EXERCISE INSTRUCTIONS: Tally the lines in these records that hold the string "woman", and reply with the number alone.

======== MATERIAL ========

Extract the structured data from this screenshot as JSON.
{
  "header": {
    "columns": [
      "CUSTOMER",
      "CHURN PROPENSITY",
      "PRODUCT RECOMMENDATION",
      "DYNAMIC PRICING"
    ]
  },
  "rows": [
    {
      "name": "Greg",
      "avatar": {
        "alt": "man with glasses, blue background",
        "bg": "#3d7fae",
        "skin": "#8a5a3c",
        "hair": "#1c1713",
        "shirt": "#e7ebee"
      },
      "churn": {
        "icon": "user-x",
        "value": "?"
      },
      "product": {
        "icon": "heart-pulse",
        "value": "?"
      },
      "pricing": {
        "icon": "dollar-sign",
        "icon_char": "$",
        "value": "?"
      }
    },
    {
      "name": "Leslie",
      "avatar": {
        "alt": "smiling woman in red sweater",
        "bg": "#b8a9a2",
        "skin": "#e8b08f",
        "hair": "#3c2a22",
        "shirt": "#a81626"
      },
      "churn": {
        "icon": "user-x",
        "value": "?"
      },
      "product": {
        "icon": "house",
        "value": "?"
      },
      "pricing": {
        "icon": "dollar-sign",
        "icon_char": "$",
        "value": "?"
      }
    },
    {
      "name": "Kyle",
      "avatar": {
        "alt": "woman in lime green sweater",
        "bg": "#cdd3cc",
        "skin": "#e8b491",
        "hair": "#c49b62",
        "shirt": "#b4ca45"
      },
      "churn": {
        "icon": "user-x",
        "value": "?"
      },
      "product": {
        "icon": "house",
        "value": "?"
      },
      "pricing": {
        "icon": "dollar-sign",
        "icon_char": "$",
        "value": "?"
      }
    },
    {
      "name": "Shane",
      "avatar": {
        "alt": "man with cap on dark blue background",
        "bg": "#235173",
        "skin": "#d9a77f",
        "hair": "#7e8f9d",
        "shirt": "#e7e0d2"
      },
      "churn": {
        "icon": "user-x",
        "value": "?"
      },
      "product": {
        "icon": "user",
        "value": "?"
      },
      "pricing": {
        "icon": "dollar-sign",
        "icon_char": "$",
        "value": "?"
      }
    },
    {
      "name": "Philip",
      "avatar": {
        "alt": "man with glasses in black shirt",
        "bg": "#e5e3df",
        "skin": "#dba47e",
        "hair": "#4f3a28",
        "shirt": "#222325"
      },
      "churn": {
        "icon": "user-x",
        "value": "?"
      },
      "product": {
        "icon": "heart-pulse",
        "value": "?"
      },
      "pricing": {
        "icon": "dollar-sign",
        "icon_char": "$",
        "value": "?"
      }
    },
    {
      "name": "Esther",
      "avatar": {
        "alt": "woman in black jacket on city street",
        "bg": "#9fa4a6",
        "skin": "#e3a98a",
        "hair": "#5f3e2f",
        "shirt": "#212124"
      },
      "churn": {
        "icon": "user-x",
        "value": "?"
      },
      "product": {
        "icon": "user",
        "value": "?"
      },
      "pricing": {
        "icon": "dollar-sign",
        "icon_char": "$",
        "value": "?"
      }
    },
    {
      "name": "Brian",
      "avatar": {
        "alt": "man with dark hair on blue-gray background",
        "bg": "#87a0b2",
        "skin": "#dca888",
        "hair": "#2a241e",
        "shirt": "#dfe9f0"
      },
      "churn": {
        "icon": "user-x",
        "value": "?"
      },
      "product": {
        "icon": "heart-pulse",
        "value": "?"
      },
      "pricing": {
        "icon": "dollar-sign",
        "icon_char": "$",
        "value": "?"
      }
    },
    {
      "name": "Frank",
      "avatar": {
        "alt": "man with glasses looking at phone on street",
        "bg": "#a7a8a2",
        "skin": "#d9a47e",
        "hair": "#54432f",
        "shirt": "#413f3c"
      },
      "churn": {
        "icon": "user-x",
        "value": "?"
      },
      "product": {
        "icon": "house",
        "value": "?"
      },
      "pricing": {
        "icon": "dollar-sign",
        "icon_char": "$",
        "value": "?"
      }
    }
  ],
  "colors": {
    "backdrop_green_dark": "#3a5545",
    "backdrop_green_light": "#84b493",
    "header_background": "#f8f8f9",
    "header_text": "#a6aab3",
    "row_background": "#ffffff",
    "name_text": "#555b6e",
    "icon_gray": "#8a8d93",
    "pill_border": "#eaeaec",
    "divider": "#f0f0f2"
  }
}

========

WRITTEN RESPONSE: 3